▶ [Directions]: Pick every line with "Siamese" from the material below.

▶ [Data shown]:
BEGIN

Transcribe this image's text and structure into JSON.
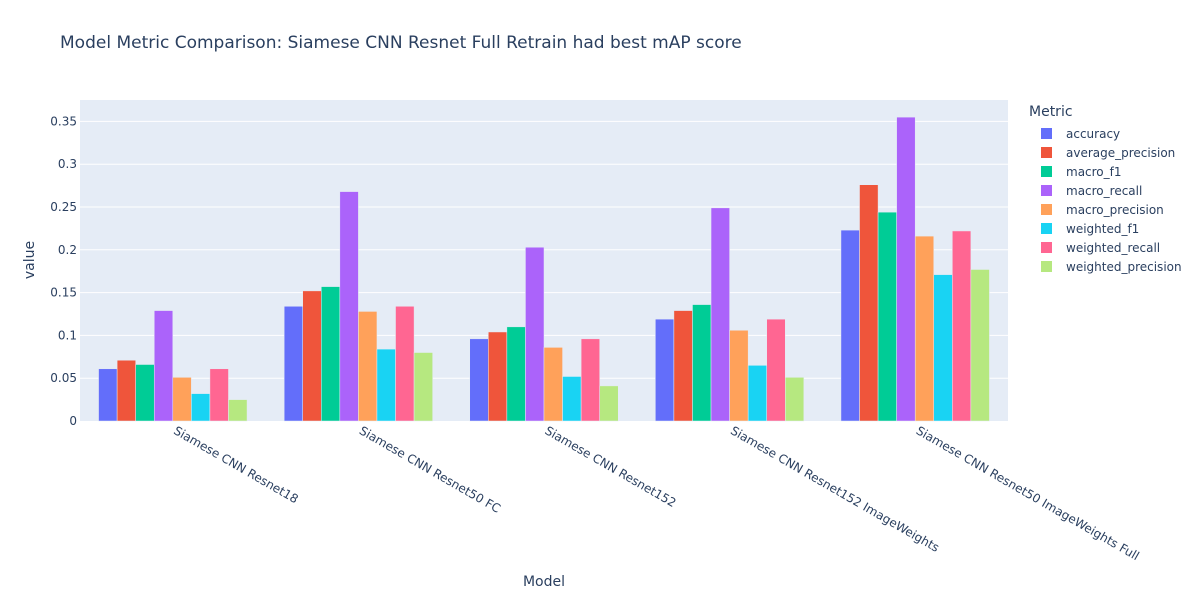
{
  "chart_data": {
    "type": "bar",
    "title": "Model Metric Comparison: Siamese CNN Resnet Full Retrain had best mAP score",
    "xlabel": "Model",
    "ylabel": "value",
    "ylim": [
      0,
      0.375
    ],
    "yticks": [
      0,
      0.05,
      0.1,
      0.15,
      0.2,
      0.25,
      0.3,
      0.35
    ],
    "ytick_labels": [
      "0",
      "0.05",
      "0.1",
      "0.15",
      "0.2",
      "0.25",
      "0.3",
      "0.35"
    ],
    "legend_title": "Metric",
    "legend_position": "right",
    "grid": true,
    "categories": [
      "Siamese CNN Resnet18",
      "Siamese CNN Resnet50 FC",
      "Siamese CNN Resnet152",
      "Siamese CNN Resnet152 ImageWeights",
      "Siamese CNN Resnet50 ImageWeights Full"
    ],
    "series": [
      {
        "name": "accuracy",
        "color": "#636efa",
        "values": [
          0.061,
          0.134,
          0.096,
          0.119,
          0.223
        ]
      },
      {
        "name": "average_precision",
        "color": "#ef553b",
        "values": [
          0.071,
          0.152,
          0.104,
          0.129,
          0.276
        ]
      },
      {
        "name": "macro_f1",
        "color": "#00cc96",
        "values": [
          0.066,
          0.157,
          0.11,
          0.136,
          0.244
        ]
      },
      {
        "name": "macro_recall",
        "color": "#ab63fa",
        "values": [
          0.129,
          0.268,
          0.203,
          0.249,
          0.355
        ]
      },
      {
        "name": "macro_precision",
        "color": "#ffa15a",
        "values": [
          0.051,
          0.128,
          0.086,
          0.106,
          0.216
        ]
      },
      {
        "name": "weighted_f1",
        "color": "#19d3f3",
        "values": [
          0.032,
          0.084,
          0.052,
          0.065,
          0.171
        ]
      },
      {
        "name": "weighted_recall",
        "color": "#ff6692",
        "values": [
          0.061,
          0.134,
          0.096,
          0.119,
          0.222
        ]
      },
      {
        "name": "weighted_precision",
        "color": "#b6e880",
        "values": [
          0.025,
          0.08,
          0.041,
          0.051,
          0.177
        ]
      }
    ],
    "colors": {
      "plot_background": "#e5ecf6",
      "gridline": "#ffffff",
      "text": "#2a3f5f"
    }
  }
}
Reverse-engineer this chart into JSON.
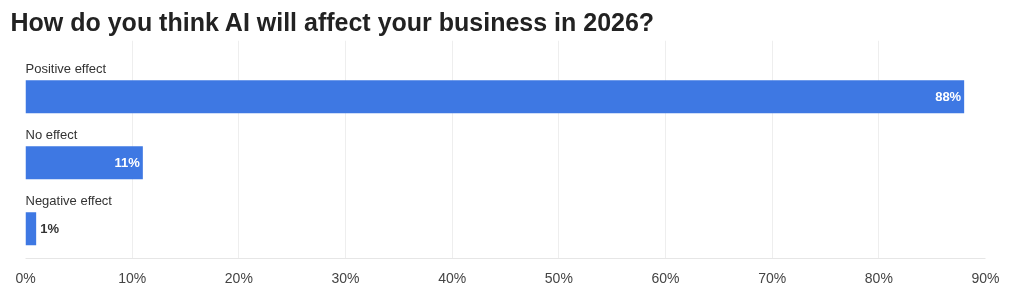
{
  "chart_data": {
    "type": "bar",
    "orientation": "horizontal",
    "title": "How do you think AI will affect your business in 2026?",
    "categories": [
      "Positive effect",
      "No effect",
      "Negative effect"
    ],
    "values": [
      88,
      11,
      1
    ],
    "color": "#3e78e3",
    "value_labels": [
      "88%",
      "11%",
      "1%"
    ],
    "xlim": [
      0,
      90
    ],
    "xticks": [
      {
        "value": 0,
        "label": "0%"
      },
      {
        "value": 10,
        "label": "10%"
      },
      {
        "value": 20,
        "label": "20%"
      },
      {
        "value": 30,
        "label": "30%"
      },
      {
        "value": 40,
        "label": "40%"
      },
      {
        "value": 50,
        "label": "50%"
      },
      {
        "value": 60,
        "label": "60%"
      },
      {
        "value": 70,
        "label": "70%"
      },
      {
        "value": 80,
        "label": "80%"
      },
      {
        "value": 90,
        "label": "90%"
      }
    ],
    "grid": "x"
  }
}
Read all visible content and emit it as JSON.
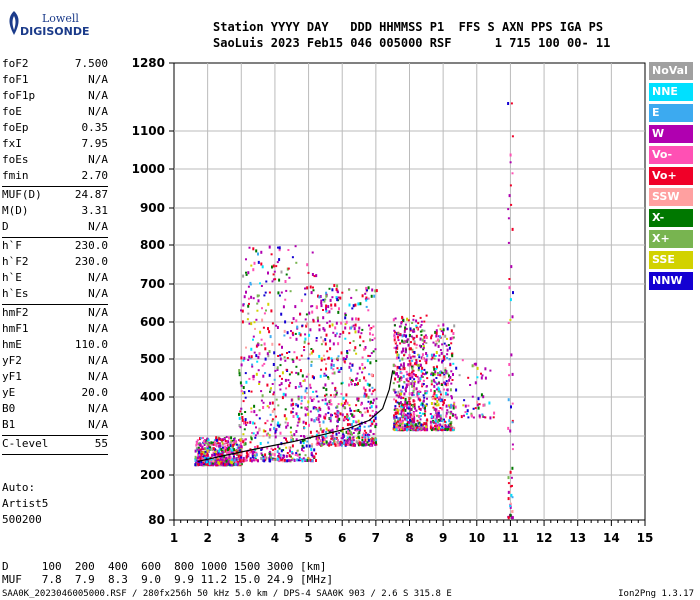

END

▶ [Result]:
    "title": "Model Metric Comparison: Siamese CNN Resnet Full Retrain had best mAP score",
      "Siamese CNN Resnet18",
      "Siamese CNN Resnet50 FC",
      "Siamese CNN Resnet152",
      "Siamese CNN Resnet152 ImageWeights",
      "Siamese CNN Resnet50 ImageWeights Full"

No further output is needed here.